Element position data
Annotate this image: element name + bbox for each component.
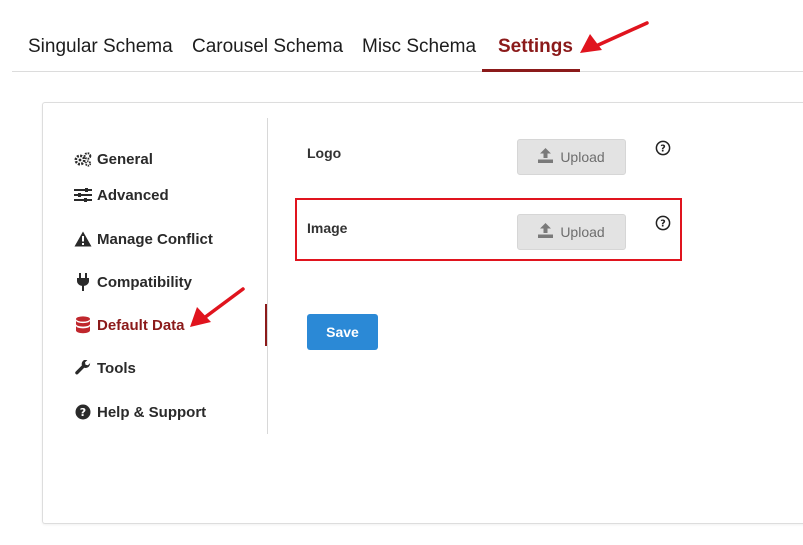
- save-button[interactable]: Save: [307, 314, 378, 350]
- tab-bar: Singular Schema Carousel Schema Misc Sch…: [12, 22, 803, 72]
- tab-misc-schema[interactable]: Misc Schema: [362, 36, 476, 58]
- tab-carousel-schema[interactable]: Carousel Schema: [192, 36, 343, 58]
- cogs-icon: [73, 150, 93, 168]
- upload-button-label: Upload: [560, 149, 605, 165]
- image-label: Image: [307, 220, 348, 236]
- svg-text:?: ?: [660, 219, 666, 230]
- wrench-icon: [73, 359, 93, 377]
- sidebar-item-compatibility[interactable]: Compatibility: [73, 270, 192, 294]
- settings-sidebar: General Advanced Manage Conflict Compati…: [42, 118, 268, 434]
- plug-icon: [73, 273, 93, 291]
- active-tab-indicator: [482, 69, 580, 72]
- sidebar-item-label: Compatibility: [97, 273, 193, 291]
- logo-help-icon[interactable]: ?: [655, 140, 671, 156]
- logo-label: Logo: [307, 145, 342, 161]
- sidebar-item-label: Default Data: [97, 316, 185, 334]
- upload-icon: [538, 223, 554, 241]
- image-help-icon[interactable]: ?: [655, 215, 671, 231]
- sidebar-item-label: Help & Support: [97, 403, 207, 421]
- sidebar-item-general[interactable]: General: [73, 147, 153, 171]
- upload-button-label: Upload: [560, 224, 605, 240]
- logo-upload-button[interactable]: Upload: [517, 139, 626, 175]
- sidebar-item-label: Manage Conflict: [97, 230, 213, 248]
- question-circle-icon: ?: [73, 403, 93, 421]
- image-upload-button[interactable]: Upload: [517, 214, 626, 250]
- svg-text:?: ?: [80, 406, 86, 419]
- sidebar-item-manage-conflict[interactable]: Manage Conflict: [73, 227, 213, 251]
- warning-icon: [73, 230, 93, 248]
- sliders-icon: [73, 186, 93, 204]
- svg-text:?: ?: [660, 144, 666, 155]
- sidebar-item-tools[interactable]: Tools: [73, 356, 136, 380]
- sidebar-item-default-data[interactable]: Default Data: [73, 313, 185, 337]
- active-menu-indicator: [265, 304, 267, 346]
- database-icon: [73, 316, 93, 334]
- sidebar-item-label: Tools: [97, 359, 136, 377]
- tab-singular-schema[interactable]: Singular Schema: [28, 36, 173, 58]
- tab-settings[interactable]: Settings: [498, 36, 573, 58]
- sidebar-item-label: General: [97, 150, 153, 168]
- sidebar-item-help-support[interactable]: ? Help & Support: [73, 400, 206, 424]
- sidebar-item-advanced[interactable]: Advanced: [73, 183, 169, 207]
- sidebar-item-label: Advanced: [97, 186, 169, 204]
- upload-icon: [538, 148, 554, 166]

▶ [Stated exercise]:
Return every row above that contains the word "Compatibility".

▶ [Task response]:
- sidebar-item-compatibility[interactable]: Compatibility: [73, 270, 192, 294]
- sidebar-item-label: Compatibility: [97, 273, 193, 291]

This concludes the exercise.